● Objective
In the copy, include every entry exactly but none of the images.

* * * *

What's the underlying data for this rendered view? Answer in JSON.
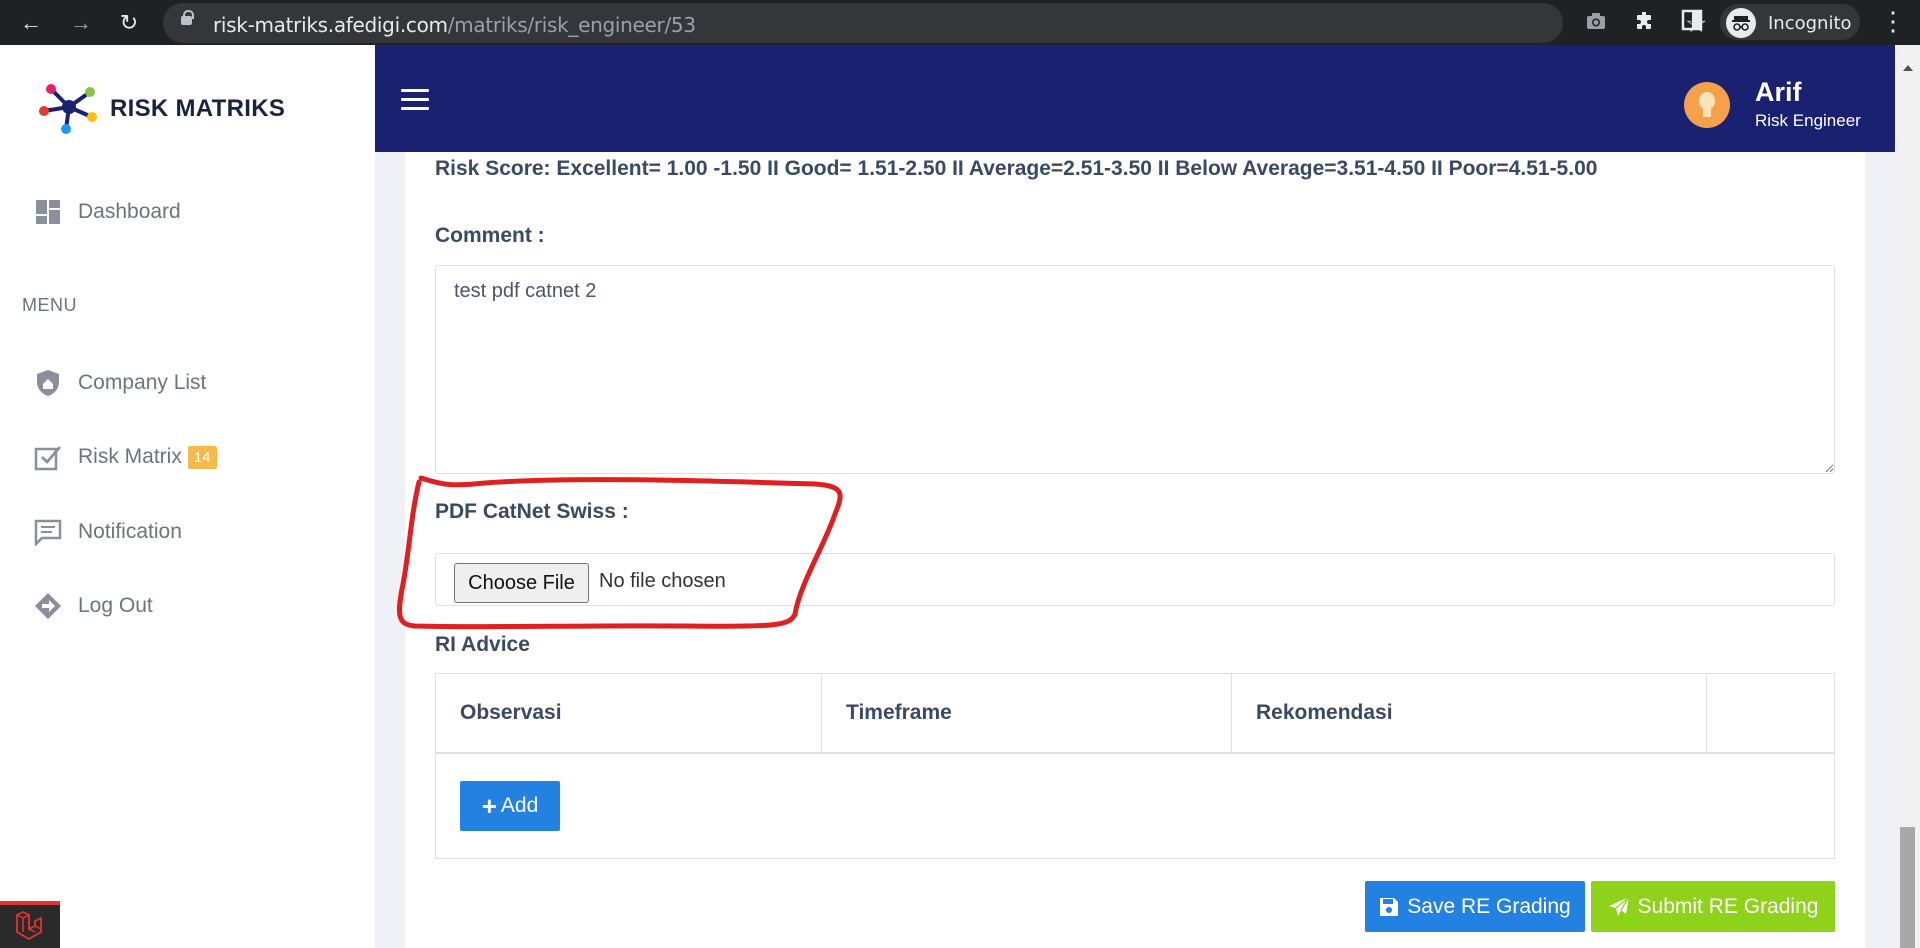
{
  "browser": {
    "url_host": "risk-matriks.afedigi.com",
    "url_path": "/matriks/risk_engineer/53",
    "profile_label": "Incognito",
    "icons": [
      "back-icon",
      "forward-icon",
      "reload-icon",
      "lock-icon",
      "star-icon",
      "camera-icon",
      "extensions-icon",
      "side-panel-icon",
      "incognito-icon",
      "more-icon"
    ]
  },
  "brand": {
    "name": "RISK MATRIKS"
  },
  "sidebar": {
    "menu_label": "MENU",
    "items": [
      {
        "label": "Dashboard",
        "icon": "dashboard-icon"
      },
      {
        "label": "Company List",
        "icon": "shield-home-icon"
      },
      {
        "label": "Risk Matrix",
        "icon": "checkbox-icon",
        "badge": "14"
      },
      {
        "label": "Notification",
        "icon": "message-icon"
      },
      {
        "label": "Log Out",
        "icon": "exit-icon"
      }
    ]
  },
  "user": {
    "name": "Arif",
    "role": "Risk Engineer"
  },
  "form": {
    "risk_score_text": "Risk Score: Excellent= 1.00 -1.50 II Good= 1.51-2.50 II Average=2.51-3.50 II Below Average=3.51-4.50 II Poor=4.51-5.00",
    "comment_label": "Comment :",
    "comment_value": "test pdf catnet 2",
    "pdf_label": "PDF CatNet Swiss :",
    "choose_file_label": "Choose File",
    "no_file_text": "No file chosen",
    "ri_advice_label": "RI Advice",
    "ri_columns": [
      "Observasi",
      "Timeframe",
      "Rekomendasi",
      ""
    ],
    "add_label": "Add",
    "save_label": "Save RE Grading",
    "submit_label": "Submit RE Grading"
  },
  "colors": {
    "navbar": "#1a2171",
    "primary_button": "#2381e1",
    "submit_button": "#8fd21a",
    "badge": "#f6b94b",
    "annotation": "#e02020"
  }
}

* * * *

● Correct response
What's the underlying data for this rendered view? Answer in JSON.
{
  "browser": {
    "url_host": "risk-matriks.afedigi.com",
    "url_path": "/matriks/risk_engineer/53",
    "profile_label": "Incognito",
    "icons": [
      "back-icon",
      "forward-icon",
      "reload-icon",
      "lock-icon",
      "star-icon",
      "camera-icon",
      "extensions-icon",
      "side-panel-icon",
      "incognito-icon",
      "more-icon"
    ]
  },
  "brand": {
    "name": "RISK MATRIKS"
  },
  "sidebar": {
    "menu_label": "MENU",
    "items": [
      {
        "label": "Dashboard",
        "icon": "dashboard-icon"
      },
      {
        "label": "Company List",
        "icon": "shield-home-icon"
      },
      {
        "label": "Risk Matrix",
        "icon": "checkbox-icon",
        "badge": "14"
      },
      {
        "label": "Notification",
        "icon": "message-icon"
      },
      {
        "label": "Log Out",
        "icon": "exit-icon"
      }
    ]
  },
  "user": {
    "name": "Arif",
    "role": "Risk Engineer"
  },
  "form": {
    "risk_score_text": "Risk Score: Excellent= 1.00 -1.50 II Good= 1.51-2.50 II Average=2.51-3.50 II Below Average=3.51-4.50 II Poor=4.51-5.00",
    "comment_label": "Comment :",
    "comment_value": "test pdf catnet 2",
    "pdf_label": "PDF CatNet Swiss :",
    "choose_file_label": "Choose File",
    "no_file_text": "No file chosen",
    "ri_advice_label": "RI Advice",
    "ri_columns": [
      "Observasi",
      "Timeframe",
      "Rekomendasi",
      ""
    ],
    "add_label": "Add",
    "save_label": "Save RE Grading",
    "submit_label": "Submit RE Grading"
  },
  "colors": {
    "navbar": "#1a2171",
    "primary_button": "#2381e1",
    "submit_button": "#8fd21a",
    "badge": "#f6b94b",
    "annotation": "#e02020"
  }
}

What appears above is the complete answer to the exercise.